GIVEN EXERCISE 1 -> In the passage on the al-Shabaab invasion, substitute "fighters" for "militants" and give the text again. Begin at the words "In July 2022, the" and stop after "the Bale Mountains.".
GIVEN EXERCISE 2 -> Summarize the passage on the 2022 al-Shabaab invasion of Ethiopia in two sentences.
GIVEN EXERCISE 3 -> From the passage on the 2022 al-Shabaab invasion of Ethiopia, list every armed group, force or organization that it refers to by a proper name.

In July 2022, the Islamist militant group al-Shabaab launched an invasion from Somalia into Ethiopia's Somali Region. Following attacks on the Somali side of the border, the rebel militants initially attacked Ethiopia's Afder Zone on 21 July and occupied the town of Hulhul before being driven back by Somali Region paramilitary forces. On 25 July, the militants launched a second incursion at Ferfer which was also defeated. Further cross-border attacks continued in the following days, while Ethiopia launched counter-attacks in response. Clashes between the Somali rebels and security forces inside Ethiopia extended into early August, and at least one small al-Shabaab contingent succeeded in evading the Ethiopian force and reached its main target, the Bale Mountains.

The invasion was the largest attack by al-Shabaab in Ethiopian territory to date.

Background 
Historically, the Ethiopian-Somali border has been disputed and been the place of several wars and minor armed conflicts. In addition, eastern Ethiopia has been affected by a number of ethno-nationalist rebellions, some of which were motivated by separatism in Somali Region and Oromia.

In the early 1980s, a rebellion began in Somalia. By 1991, the country was embroiled in a full-scale civil war. In the mid-1990s, a Somali militant group named Al-Itihaad al-Islamiya began to launch raids into Ethiopia. In doing so, it possibly forged links with local rebels such as the Islamic Front for the Liberation of Oromia (IFLO). In 1996, Ethiopia responded to these raids by launching its first armed intervention into Somalia, followed by another intervention from 2006. Since then, the country has maintained an armed presence, deploying both the Ethiopian National Defense Force (ENDF) as well as the Liyu police in the neighboring country. In its interventions, Ethiopia has fought various Somali rebel groups, most importantly al-Shabaab, Al-Itihaad al-Islamiya's successor. Internationally, al-Shabaab has aligned itself with al-Qaeda. The group has also voiced support for pan-Somali ideas, describing the Ethiopian-Somali border as "artificial".

EXTRACTED DATA ->
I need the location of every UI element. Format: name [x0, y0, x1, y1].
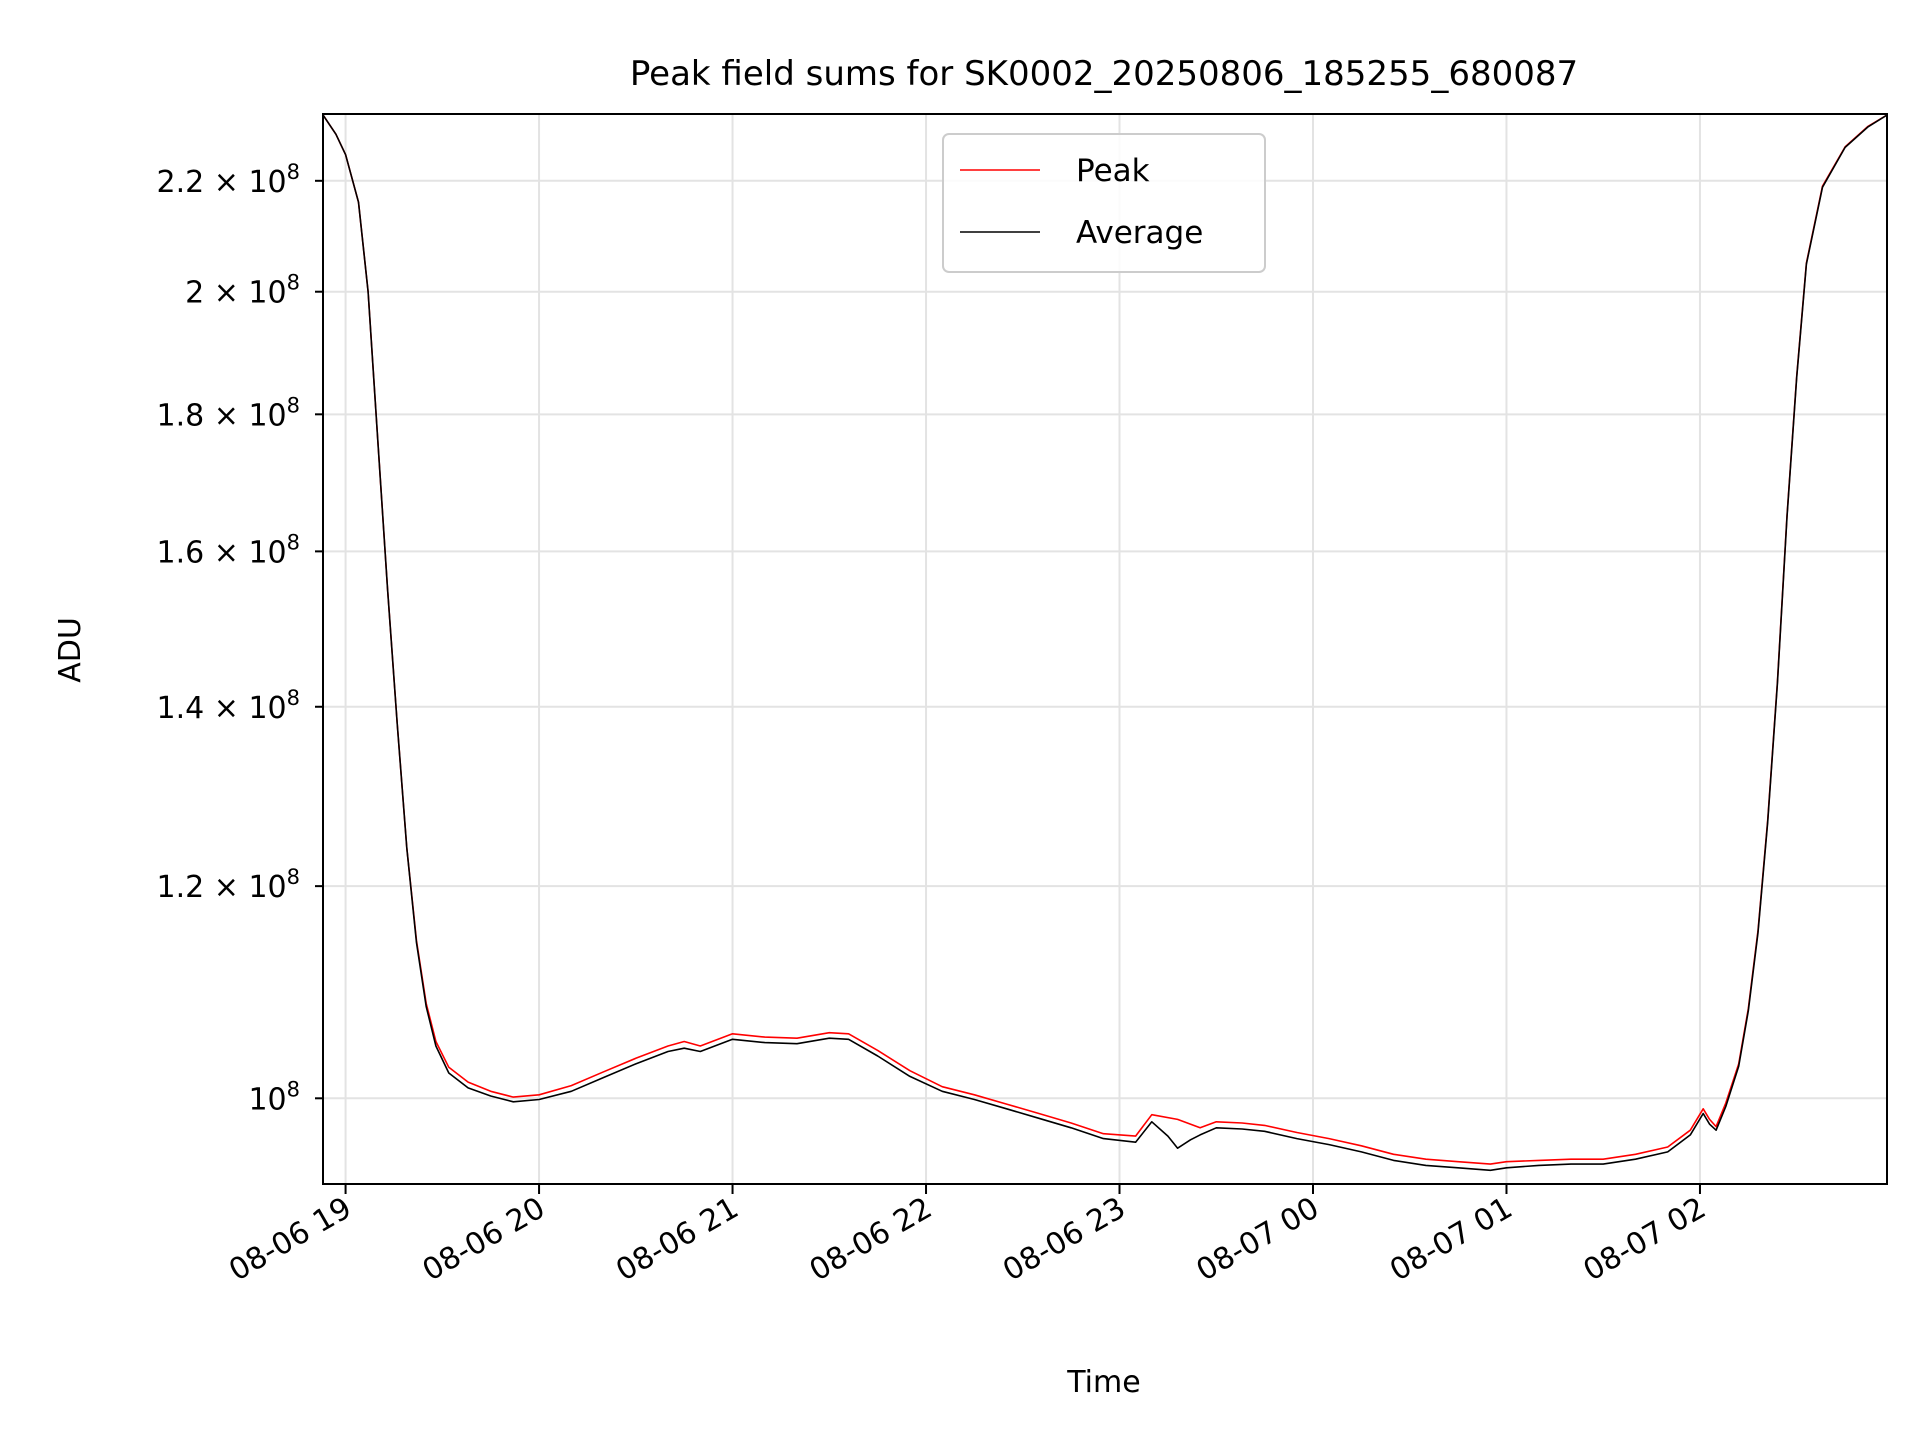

--

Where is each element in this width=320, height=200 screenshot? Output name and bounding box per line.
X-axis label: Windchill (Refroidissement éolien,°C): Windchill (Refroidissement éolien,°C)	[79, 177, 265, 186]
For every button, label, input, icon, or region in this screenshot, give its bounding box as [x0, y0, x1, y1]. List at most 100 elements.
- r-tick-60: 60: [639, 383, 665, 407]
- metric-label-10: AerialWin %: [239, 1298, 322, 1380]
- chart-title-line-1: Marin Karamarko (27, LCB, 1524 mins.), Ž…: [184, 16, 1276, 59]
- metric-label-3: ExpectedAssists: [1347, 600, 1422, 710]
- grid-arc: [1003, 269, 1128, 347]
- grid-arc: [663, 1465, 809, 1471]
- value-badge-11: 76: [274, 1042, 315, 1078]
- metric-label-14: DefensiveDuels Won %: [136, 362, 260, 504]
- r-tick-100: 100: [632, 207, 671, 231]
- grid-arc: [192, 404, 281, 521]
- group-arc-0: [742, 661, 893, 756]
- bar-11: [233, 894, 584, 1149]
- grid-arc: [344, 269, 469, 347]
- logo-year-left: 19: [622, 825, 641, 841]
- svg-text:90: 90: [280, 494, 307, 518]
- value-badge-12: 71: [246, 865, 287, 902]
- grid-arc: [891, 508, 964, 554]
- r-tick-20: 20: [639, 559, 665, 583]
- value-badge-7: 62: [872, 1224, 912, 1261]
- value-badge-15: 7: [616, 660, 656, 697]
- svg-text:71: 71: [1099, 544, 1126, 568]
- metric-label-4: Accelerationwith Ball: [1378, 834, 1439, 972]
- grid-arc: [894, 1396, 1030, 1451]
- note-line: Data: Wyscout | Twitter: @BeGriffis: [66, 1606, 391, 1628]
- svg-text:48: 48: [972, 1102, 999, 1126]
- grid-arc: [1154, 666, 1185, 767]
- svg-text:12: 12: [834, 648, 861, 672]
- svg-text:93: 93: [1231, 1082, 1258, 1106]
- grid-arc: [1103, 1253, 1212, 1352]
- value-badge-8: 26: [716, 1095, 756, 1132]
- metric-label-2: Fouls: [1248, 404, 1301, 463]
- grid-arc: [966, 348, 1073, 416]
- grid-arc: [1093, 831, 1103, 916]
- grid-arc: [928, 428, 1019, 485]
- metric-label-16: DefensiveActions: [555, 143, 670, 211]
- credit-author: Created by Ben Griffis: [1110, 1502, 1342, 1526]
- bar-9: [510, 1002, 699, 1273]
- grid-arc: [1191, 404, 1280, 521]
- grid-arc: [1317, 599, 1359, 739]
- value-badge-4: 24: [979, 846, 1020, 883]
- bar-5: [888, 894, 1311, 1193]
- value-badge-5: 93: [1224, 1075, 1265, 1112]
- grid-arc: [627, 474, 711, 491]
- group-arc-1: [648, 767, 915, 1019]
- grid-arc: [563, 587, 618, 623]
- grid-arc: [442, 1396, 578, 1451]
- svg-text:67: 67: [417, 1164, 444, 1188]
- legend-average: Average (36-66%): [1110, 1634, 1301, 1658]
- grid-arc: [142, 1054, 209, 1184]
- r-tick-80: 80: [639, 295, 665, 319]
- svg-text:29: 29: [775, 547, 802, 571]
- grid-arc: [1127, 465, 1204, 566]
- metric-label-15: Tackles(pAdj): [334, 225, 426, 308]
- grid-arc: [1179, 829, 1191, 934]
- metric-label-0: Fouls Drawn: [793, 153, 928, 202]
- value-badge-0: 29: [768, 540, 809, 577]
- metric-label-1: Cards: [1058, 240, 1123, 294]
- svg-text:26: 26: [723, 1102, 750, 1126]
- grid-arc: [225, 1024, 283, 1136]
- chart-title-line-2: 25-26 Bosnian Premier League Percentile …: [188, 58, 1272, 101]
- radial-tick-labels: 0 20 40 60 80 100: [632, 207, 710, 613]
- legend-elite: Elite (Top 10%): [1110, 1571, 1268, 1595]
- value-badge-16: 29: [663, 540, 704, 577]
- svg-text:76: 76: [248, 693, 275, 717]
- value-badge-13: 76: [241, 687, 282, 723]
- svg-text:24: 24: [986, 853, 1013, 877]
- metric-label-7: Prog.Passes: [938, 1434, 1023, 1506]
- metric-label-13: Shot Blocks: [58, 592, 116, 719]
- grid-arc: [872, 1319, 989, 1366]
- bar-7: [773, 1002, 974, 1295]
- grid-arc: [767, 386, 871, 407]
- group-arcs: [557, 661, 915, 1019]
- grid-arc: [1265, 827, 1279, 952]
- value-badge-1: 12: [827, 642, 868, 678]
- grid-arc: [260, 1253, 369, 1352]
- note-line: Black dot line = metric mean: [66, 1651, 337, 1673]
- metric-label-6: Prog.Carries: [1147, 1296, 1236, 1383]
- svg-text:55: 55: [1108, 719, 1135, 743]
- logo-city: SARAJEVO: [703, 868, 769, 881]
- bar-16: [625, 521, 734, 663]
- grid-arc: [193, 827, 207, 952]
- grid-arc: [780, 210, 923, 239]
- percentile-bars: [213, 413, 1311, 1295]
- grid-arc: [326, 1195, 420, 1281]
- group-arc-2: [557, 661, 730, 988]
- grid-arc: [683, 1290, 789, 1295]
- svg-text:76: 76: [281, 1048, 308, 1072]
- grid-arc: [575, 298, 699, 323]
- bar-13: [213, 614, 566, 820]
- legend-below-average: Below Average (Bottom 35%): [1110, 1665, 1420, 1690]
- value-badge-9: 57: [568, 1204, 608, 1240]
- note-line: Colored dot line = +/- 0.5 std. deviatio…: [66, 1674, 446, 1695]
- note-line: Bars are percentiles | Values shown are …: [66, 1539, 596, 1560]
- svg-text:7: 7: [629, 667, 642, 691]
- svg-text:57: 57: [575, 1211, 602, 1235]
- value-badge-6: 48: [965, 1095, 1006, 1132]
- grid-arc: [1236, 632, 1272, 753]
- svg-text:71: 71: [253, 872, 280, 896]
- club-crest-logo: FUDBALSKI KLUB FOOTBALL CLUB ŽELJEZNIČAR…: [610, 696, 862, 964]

TASK SOLUTION 1 ->
In July 2022, the Islamist militant group al-Shabaab launched an invasion from Somalia into Ethiopia's Somali Region. Following attacks on the Somali side of the border, the rebel fighters initially attacked Ethiopia's Afder Zone on 21 July and occupied the town of Hulhul before being driven back by Somali Region paramilitary forces. On 25 July, the fighters launched a second incursion at Ferfer which was also defeated. Further cross-border attacks continued in the following days, while Ethiopia launched counter-attacks in response. Clashes between the Somali rebels and security forces inside Ethiopia extended into early August, and at least one small al-Shabaab contingent succeeded in evading the Ethiopian force and reached its main target, the Bale Mountains.

TASK SOLUTION 2 -> In July 2022, al-Shabaab invaded Ethiopia's Somali Region from Somalia, occupying Hulhul and attacking Ferfer before being driven back, though clashes lasted into early August and at least one small contingent reached the Bale Mountains. It was the group's largest attack in Ethiopian territory to date, set against a disputed border, regional rebellions, and Ethiopian interventions in Somalia beginning in 1996.

TASK SOLUTION 3 ->
- al-Shabaab
- Al-Itihaad al-Islamiya
- Islamic Front for the Liberation of Oromia (IFLO)
- Ethiopian National Defense Force (ENDF)
- Liyu police
- al-Qaeda